## start Data supplied

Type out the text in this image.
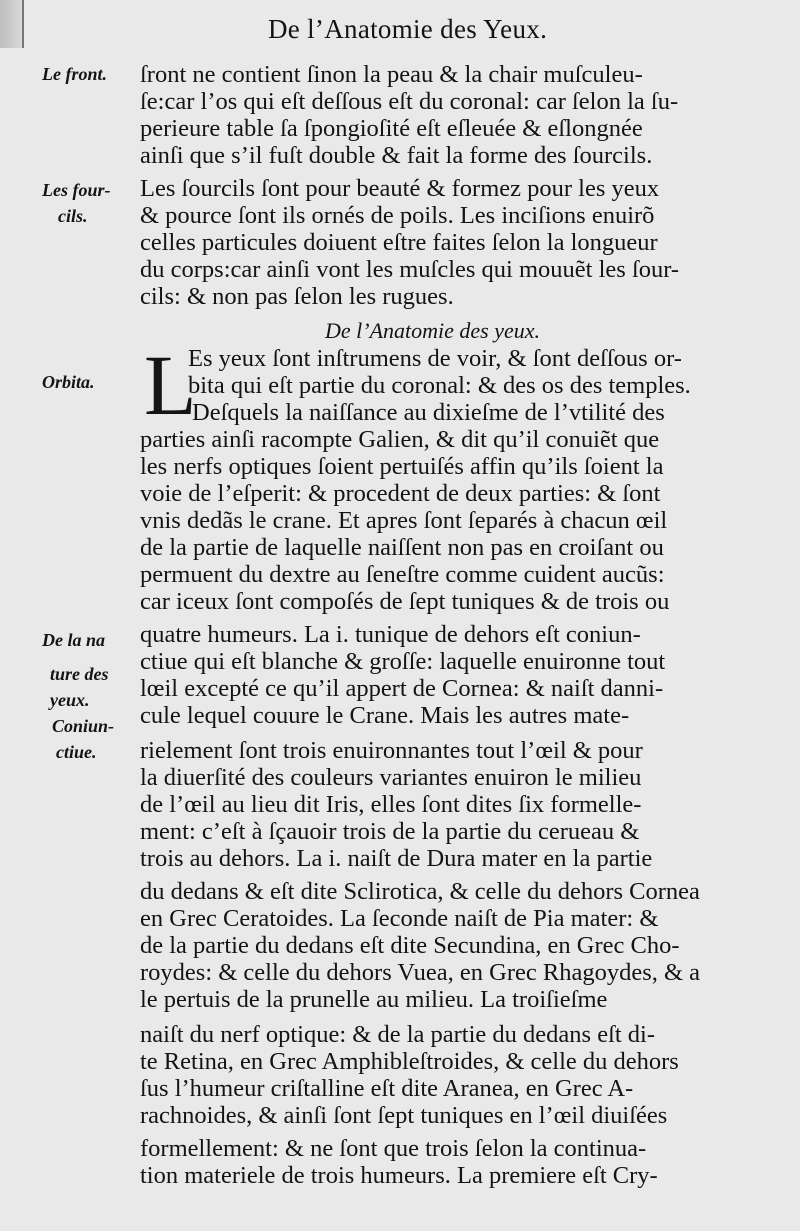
De l’Anatomie des Yeux.
Le front.
Les four-
cils.
Orbita.
De la na
ture des
yeux.
Coniun-
ctiue.
ſront ne contient ſinon la peau & la chair muſculeu-
ſe:car l’os qui eſt deſſous eſt du coronal: car ſelon la ſu-
perieure table ſa ſpongioſité eſt eſleuée & eſlongnée
ainſi que s’il fuſt double & fait la forme des ſourcils.
Les ſourcils ſont pour beauté & formez pour les yeux
& pource ſont ils ornés de poils. Les inciſions enuirõ
celles particules doiuent eſtre faites ſelon la longueur
du corps:car ainſi vont les muſcles qui mouuẽt les ſour-
cils: & non pas ſelon les rugues.
De l’Anatomie des yeux.
L
Es yeux ſont inſtrumens de voir, & ſont deſſous or-
bita qui eſt partie du coronal: & des os des temples.
Deſquels la naiſſance au dixieſme de l’vtilité des
parties ainſi racompte Galien, & dit qu’il conuiẽt que
les nerfs optiques ſoient pertuiſés affin qu’ils ſoient la
voie de l’eſperit: & procedent de deux parties: & ſont
vnis dedãs le crane. Et apres ſont ſeparés à chacun œil
de la partie de laquelle naiſſent non pas en croiſant ou
permuent du dextre au ſeneſtre comme cuident aucũs:
car iceux ſont compoſés de ſept tuniques & de trois ou
quatre humeurs. La i. tunique de dehors eſt coniun-
ctiue qui eſt blanche & groſſe: laquelle enuironne tout
lœil excepté ce qu’il appert de Cornea: & naiſt danni-
cule lequel couure le Crane. Mais les autres mate-
rielement ſont trois enuironnantes tout l’œil & pour
la diuerſité des couleurs variantes enuiron le milieu
de l’œil au lieu dit Iris, elles ſont dites ſix formelle-
ment: c’eſt à ſçauoir trois de la partie du cerueau &
trois au dehors. La i. naiſt de Dura mater en la partie
du dedans & eſt dite Sclirotica, & celle du dehors Cornea
en Grec Ceratoides. La ſeconde naiſt de Pia mater: &
de la partie du dedans eſt dite Secundina, en Grec Cho-
roydes: & celle du dehors Vuea, en Grec Rhagoydes, & a
le pertuis de la prunelle au milieu. La troiſieſme
naiſt du nerf optique: & de la partie du dedans eſt di-
te Retina, en Grec Amphibleſtroides, & celle du dehors
ſus l’humeur criſtalline eſt dite Aranea, en Grec A-
rachnoides, & ainſi ſont ſept tuniques en l’œil diuiſées
formellement: & ne ſont que trois ſelon la continua-
tion materiele de trois humeurs. La premiere eſt Cry-
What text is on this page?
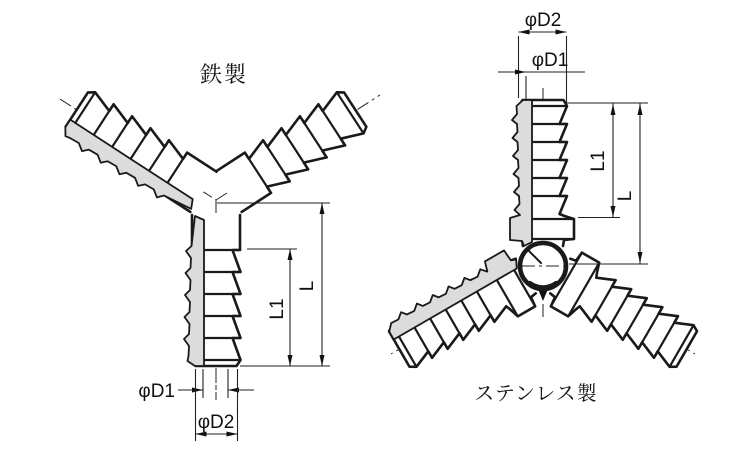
L
L1
φD1
φD2
鉄製
φD2
φD1
L1
L
ステンレス製
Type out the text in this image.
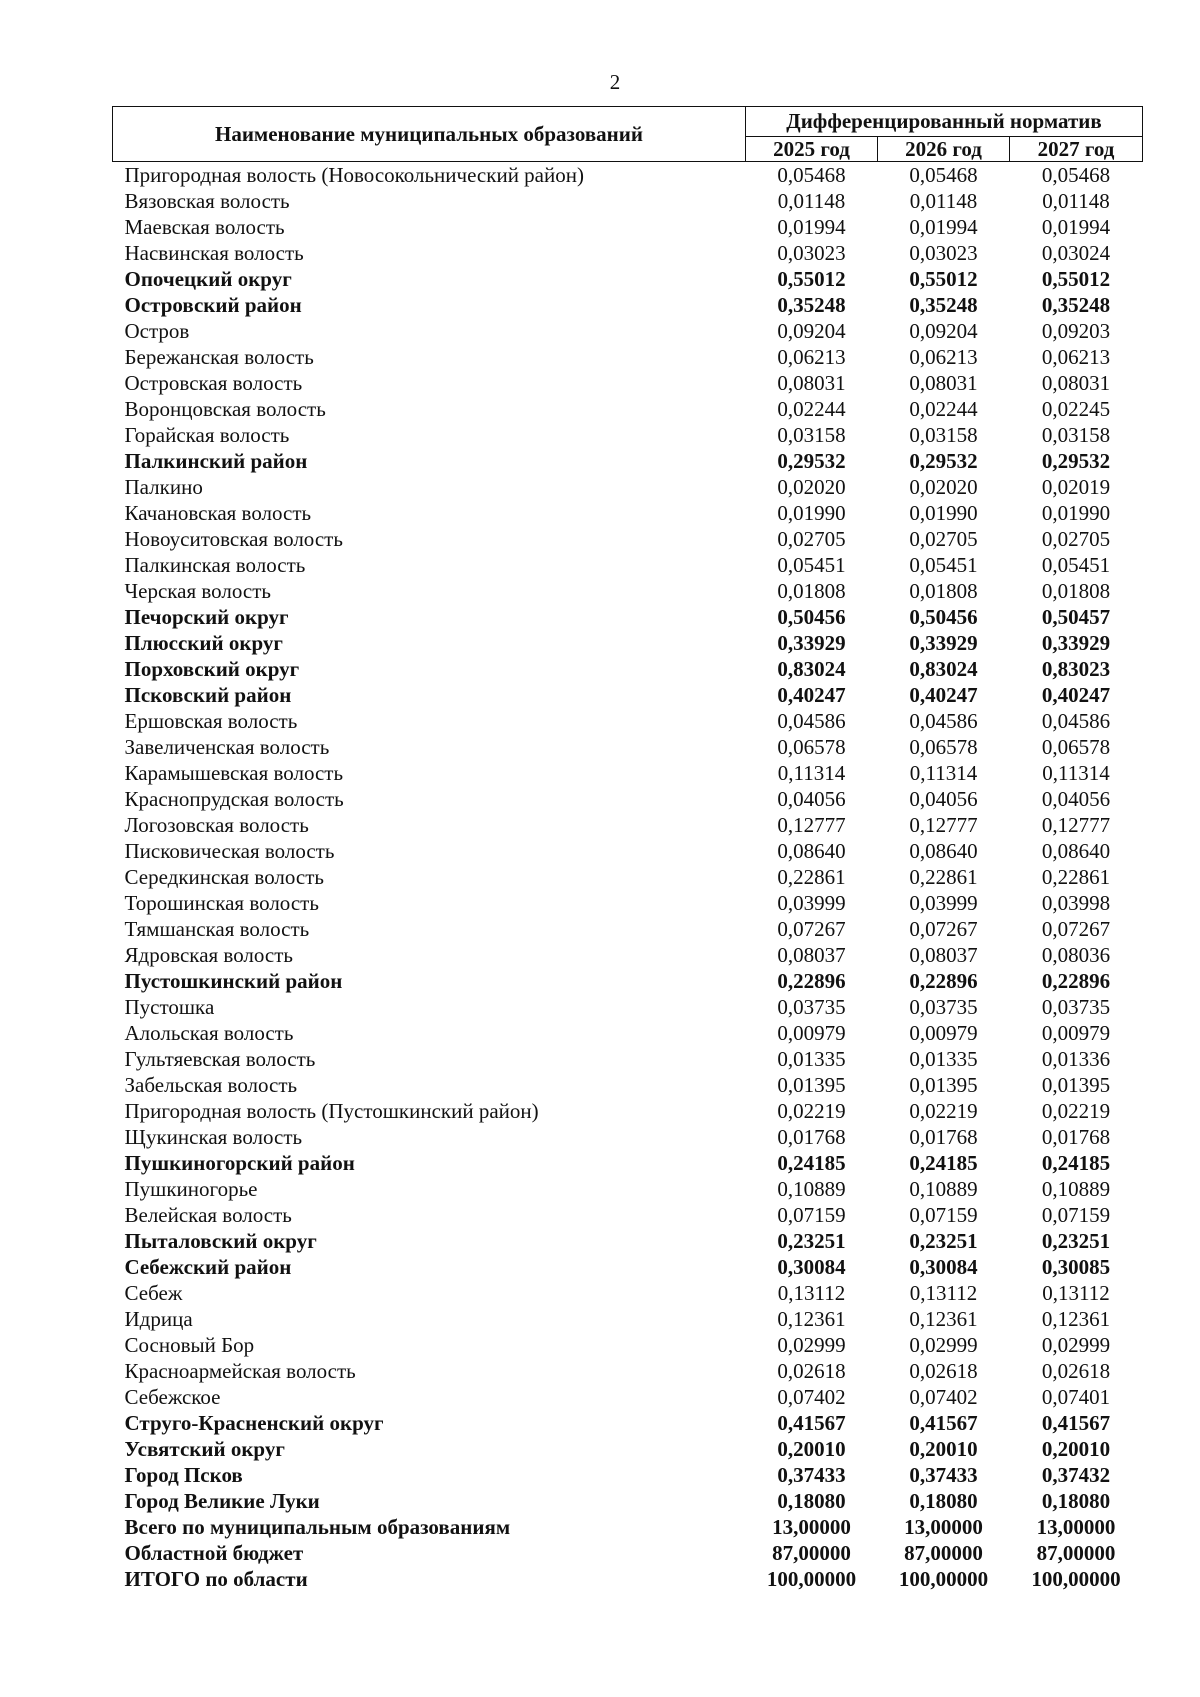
2
Наименование муниципальных образований	Дифференцированный норматив		
	2025 год	2026 год	2027 год
Пригородная волость (Новосокольнический район)	0,05468	0,05468	0,05468
Вязовская волость	0,01148	0,01148	0,01148
Маевская волость	0,01994	0,01994	0,01994
Насвинская волость	0,03023	0,03023	0,03024
Опочецкий округ	0,55012	0,55012	0,55012
Островский район	0,35248	0,35248	0,35248
Остров	0,09204	0,09204	0,09203
Бережанская волость	0,06213	0,06213	0,06213
Островская волость	0,08031	0,08031	0,08031
Воронцовская волость	0,02244	0,02244	0,02245
Горайская волость	0,03158	0,03158	0,03158
Палкинский район	0,29532	0,29532	0,29532
Палкино	0,02020	0,02020	0,02019
Качановская волость	0,01990	0,01990	0,01990
Новоуситовская волость	0,02705	0,02705	0,02705
Палкинская волость	0,05451	0,05451	0,05451
Черская волость	0,01808	0,01808	0,01808
Печорский округ	0,50456	0,50456	0,50457
Плюсский округ	0,33929	0,33929	0,33929
Порховский округ	0,83024	0,83024	0,83023
Псковский район	0,40247	0,40247	0,40247
Ершовская волость	0,04586	0,04586	0,04586
Завеличенская волость	0,06578	0,06578	0,06578
Карамышевская волость	0,11314	0,11314	0,11314
Краснопрудская волость	0,04056	0,04056	0,04056
Логозовская волость	0,12777	0,12777	0,12777
Писковическая волость	0,08640	0,08640	0,08640
Середкинская волость	0,22861	0,22861	0,22861
Торошинская волость	0,03999	0,03999	0,03998
Тямшанская волость	0,07267	0,07267	0,07267
Ядровская волость	0,08037	0,08037	0,08036
Пустошкинский район	0,22896	0,22896	0,22896
Пустошка	0,03735	0,03735	0,03735
Алольская волость	0,00979	0,00979	0,00979
Гультяевская волость	0,01335	0,01335	0,01336
Забельская волость	0,01395	0,01395	0,01395
Пригородная волость (Пустошкинский район)	0,02219	0,02219	0,02219
Щукинская волость	0,01768	0,01768	0,01768
Пушкиногорский район	0,24185	0,24185	0,24185
Пушкиногорье	0,10889	0,10889	0,10889
Велейская волость	0,07159	0,07159	0,07159
Пыталовский округ	0,23251	0,23251	0,23251
Себежский район	0,30084	0,30084	0,30085
Себеж	0,13112	0,13112	0,13112
Идрица	0,12361	0,12361	0,12361
Сосновый Бор	0,02999	0,02999	0,02999
Красноармейская волость	0,02618	0,02618	0,02618
Себежское	0,07402	0,07402	0,07401
Струго-Красненский округ	0,41567	0,41567	0,41567
Усвятский округ	0,20010	0,20010	0,20010
Город Псков	0,37433	0,37433	0,37432
Город Великие Луки	0,18080	0,18080	0,18080
Всего по муниципальным образованиям	13,00000	13,00000	13,00000
Областной бюджет	87,00000	87,00000	87,00000
ИТОГО по области	100,00000	100,00000	100,00000
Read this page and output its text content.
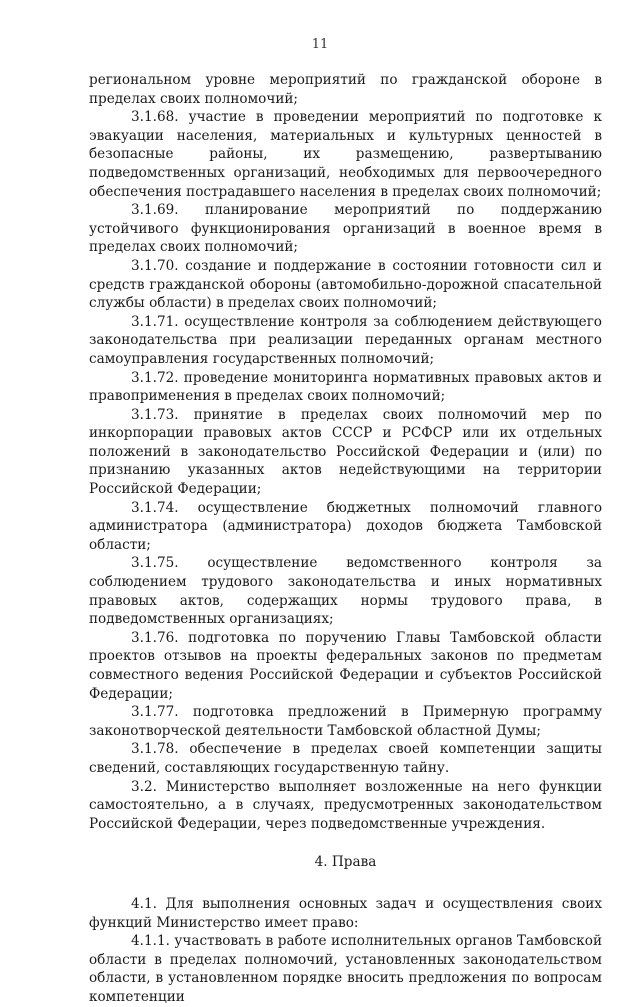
11

региональном уровне мероприятий по гражданской обороне в пределах своих полномочий;

3.1.68. участие в проведении мероприятий по подготовке к эвакуации населения, материальных и культурных ценностей в безопасные районы, их размещению, развертыванию подведомственных организаций, необходимых для первоочередного обеспечения пострадавшего населения в пределах своих полномочий;

3.1.69. планирование мероприятий по поддержанию устойчивого функционирования организаций в военное время в пределах своих полномочий;

3.1.70. создание и поддержание в состоянии готовности сил и средств гражданской обороны (автомобильно-дорожной спасательной службы области) в пределах своих полномочий;

3.1.71. осуществление контроля за соблюдением действующего законодательства при реализации переданных органам местного самоуправления государственных полномочий;

3.1.72. проведение мониторинга нормативных правовых актов и правоприменения в пределах своих полномочий;

3.1.73. принятие в пределах своих полномочий мер по инкорпорации правовых актов СССР и РСФСР или их отдельных положений в законодательство Российской Федерации и (или) по признанию указанных актов недействующими на территории Российской Федерации;

3.1.74. осуществление бюджетных полномочий главного администратора (администратора) доходов бюджета Тамбовской области;

3.1.75. осуществление ведомственного контроля за соблюдением трудового законодательства и иных нормативных правовых актов, содержащих нормы трудового права, в подведомственных организациях;

3.1.76. подготовка по поручению Главы Тамбовской области проектов отзывов на проекты федеральных законов по предметам совместного ведения Российской Федерации и субъектов Российской Федерации;

3.1.77. подготовка предложений в Примерную программу законотворческой деятельности Тамбовской областной Думы;

3.1.78. обеспечение в пределах своей компетенции защиты сведений, составляющих государственную тайну.

3.2. Министерство выполняет возложенные на него функции самостоятельно, а в случаях, предусмотренных законодательством Российской Федерации, через подведомственные учреждения.

4. Права

4.1. Для выполнения основных задач и осуществления своих функций Министерство имеет право:

4.1.1. участвовать в работе исполнительных органов Тамбовской области в пределах полномочий, установленных законодательством области, в установленном порядке вносить предложения по вопросам компетенции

## end Data supplied

## Instructions to follow
Except for the pictures, reproduce every line exactly.

## Solved exercise
Type out the text in this image.
De l’Anatomie des Yeux.
Le front.
Les four-
cils.
Orbita.
De la na
ture des
yeux.
Coniun-
ctiue.
ſront ne contient ſinon la peau & la chair muſculeu-
ſe:car l’os qui eſt deſſous eſt du coronal: car ſelon la ſu-
perieure table ſa ſpongioſité eſt eſleuée & eſlongnée
ainſi que s’il fuſt double & fait la forme des ſourcils.
Les ſourcils ſont pour beauté & formez pour les yeux
& pource ſont ils ornés de poils. Les inciſions enuirõ
celles particules doiuent eſtre faites ſelon la longueur
du corps:car ainſi vont les muſcles qui mouuẽt les ſour-
cils: & non pas ſelon les rugues.
De l’Anatomie des yeux.
L
Es yeux ſont inſtrumens de voir, & ſont deſſous or-
bita qui eſt partie du coronal: & des os des temples.
Deſquels la naiſſance au dixieſme de l’vtilité des
parties ainſi racompte Galien, & dit qu’il conuiẽt que
les nerfs optiques ſoient pertuiſés affin qu’ils ſoient la
voie de l’eſperit: & procedent de deux parties: & ſont
vnis dedãs le crane. Et apres ſont ſeparés à chacun œil
de la partie de laquelle naiſſent non pas en croiſant ou
permuent du dextre au ſeneſtre comme cuident aucũs:
car iceux ſont compoſés de ſept tuniques & de trois ou
quatre humeurs. La i. tunique de dehors eſt coniun-
ctiue qui eſt blanche & groſſe: laquelle enuironne tout
lœil excepté ce qu’il appert de Cornea: & naiſt danni-
cule lequel couure le Crane. Mais les autres mate-
rielement ſont trois enuironnantes tout l’œil & pour
la diuerſité des couleurs variantes enuiron le milieu
de l’œil au lieu dit Iris, elles ſont dites ſix formelle-
ment: c’eſt à ſçauoir trois de la partie du cerueau &
trois au dehors. La i. naiſt de Dura mater en la partie
du dedans & eſt dite Sclirotica, & celle du dehors Cornea
en Grec Ceratoides. La ſeconde naiſt de Pia mater: &
de la partie du dedans eſt dite Secundina, en Grec Cho-
roydes: & celle du dehors Vuea, en Grec Rhagoydes, & a
le pertuis de la prunelle au milieu. La troiſieſme
naiſt du nerf optique: & de la partie du dedans eſt di-
te Retina, en Grec Amphibleſtroides, & celle du dehors
ſus l’humeur criſtalline eſt dite Aranea, en Grec A-
rachnoides, & ainſi ſont ſept tuniques en l’œil diuiſées
formellement: & ne ſont que trois ſelon la continua-
tion materiele de trois humeurs. La premiere eſt Cry-
What text is on this page?
L
L1
φD1
φD2
鉄製
φD2
φD1
L1
L
ステンレス製
Type out the text in this image.
2
Наименование муниципальных образований	Дифференцированный норматив		
	2025 год	2026 год	2027 год
Пригородная волость (Новосокольнический район)	0,05468	0,05468	0,05468
Вязовская волость	0,01148	0,01148	0,01148
Маевская волость	0,01994	0,01994	0,01994
Насвинская волость	0,03023	0,03023	0,03024
Опочецкий округ	0,55012	0,55012	0,55012
Островский район	0,35248	0,35248	0,35248
Остров	0,09204	0,09204	0,09203
Бережанская волость	0,06213	0,06213	0,06213
Островская волость	0,08031	0,08031	0,08031
Воронцовская волость	0,02244	0,02244	0,02245
Горайская волость	0,03158	0,03158	0,03158
Палкинский район	0,29532	0,29532	0,29532
Палкино	0,02020	0,02020	0,02019
Качановская волость	0,01990	0,01990	0,01990
Новоуситовская волость	0,02705	0,02705	0,02705
Палкинская волость	0,05451	0,05451	0,05451
Черская волость	0,01808	0,01808	0,01808
Печорский округ	0,50456	0,50456	0,50457
Плюсский округ	0,33929	0,33929	0,33929
Порховский округ	0,83024	0,83024	0,83023
Псковский район	0,40247	0,40247	0,40247
Ершовская волость	0,04586	0,04586	0,04586
Завеличенская волость	0,06578	0,06578	0,06578
Карамышевская волость	0,11314	0,11314	0,11314
Краснопрудская волость	0,04056	0,04056	0,04056
Логозовская волость	0,12777	0,12777	0,12777
Писковическая волость	0,08640	0,08640	0,08640
Середкинская волость	0,22861	0,22861	0,22861
Торошинская волость	0,03999	0,03999	0,03998
Тямшанская волость	0,07267	0,07267	0,07267
Ядровская волость	0,08037	0,08037	0,08036
Пустошкинский район	0,22896	0,22896	0,22896
Пустошка	0,03735	0,03735	0,03735
Алольская волость	0,00979	0,00979	0,00979
Гультяевская волость	0,01335	0,01335	0,01336
Забельская волость	0,01395	0,01395	0,01395
Пригородная волость (Пустошкинский район)	0,02219	0,02219	0,02219
Щукинская волость	0,01768	0,01768	0,01768
Пушкиногорский район	0,24185	0,24185	0,24185
Пушкиногорье	0,10889	0,10889	0,10889
Велейская волость	0,07159	0,07159	0,07159
Пыталовский округ	0,23251	0,23251	0,23251
Себежский район	0,30084	0,30084	0,30085
Себеж	0,13112	0,13112	0,13112
Идрица	0,12361	0,12361	0,12361
Сосновый Бор	0,02999	0,02999	0,02999
Красноармейская волость	0,02618	0,02618	0,02618
Себежское	0,07402	0,07402	0,07401
Струго-Красненский округ	0,41567	0,41567	0,41567
Усвятский округ	0,20010	0,20010	0,20010
Город Псков	0,37433	0,37433	0,37432
Город Великие Луки	0,18080	0,18080	0,18080
Всего по муниципальным образованиям	13,00000	13,00000	13,00000
Областной бюджет	87,00000	87,00000	87,00000
ИТОГО по области	100,00000	100,00000	100,00000
Read this page and output its text content.
11

региональном уровне мероприятий по гражданской обороне в пределах своих полномочий;

3.1.68. участие в проведении мероприятий по подготовке к эвакуации населения, материальных и культурных ценностей в безопасные районы, их размещению, развертыванию подведомственных организаций, необходимых для первоочередного обеспечения пострадавшего населения в пределах своих полномочий;

3.1.69. планирование мероприятий по поддержанию устойчивого функционирования организаций в военное время в пределах своих полномочий;

3.1.70. создание и поддержание в состоянии готовности сил и средств гражданской обороны (автомобильно-дорожной спасательной службы области) в пределах своих полномочий;

3.1.71. осуществление контроля за соблюдением действующего законодательства при реализации переданных органам местного самоуправления государственных полномочий;

3.1.72. проведение мониторинга нормативных правовых актов и правоприменения в пределах своих полномочий;

3.1.73. принятие в пределах своих полномочий мер по инкорпорации правовых актов СССР и РСФСР или их отдельных положений в законодательство Российской Федерации и (или) по признанию указанных актов недействующими на территории Российской Федерации;

3.1.74. осуществление бюджетных полномочий главного администратора (администратора) доходов бюджета Тамбовской области;

3.1.75. осуществление ведомственного контроля за соблюдением трудового законодательства и иных нормативных правовых актов, содержащих нормы трудового права, в подведомственных организациях;

3.1.76. подготовка по поручению Главы Тамбовской области проектов отзывов на проекты федеральных законов по предметам совместного ведения Российской Федерации и субъектов Российской Федерации;

3.1.77. подготовка предложений в Примерную программу законотворческой деятельности Тамбовской областной Думы;

3.1.78. обеспечение в пределах своей компетенции защиты сведений, составляющих государственную тайну.

3.2. Министерство выполняет возложенные на него функции самостоятельно, а в случаях, предусмотренных законодательством Российской Федерации, через подведомственные учреждения.

4. Права

4.1. Для выполнения основных задач и осуществления своих функций Министерство имеет право:

4.1.1. участвовать в работе исполнительных органов Тамбовской области в пределах полномочий, установленных законодательством области, в установленном порядке вносить предложения по вопросам компетенции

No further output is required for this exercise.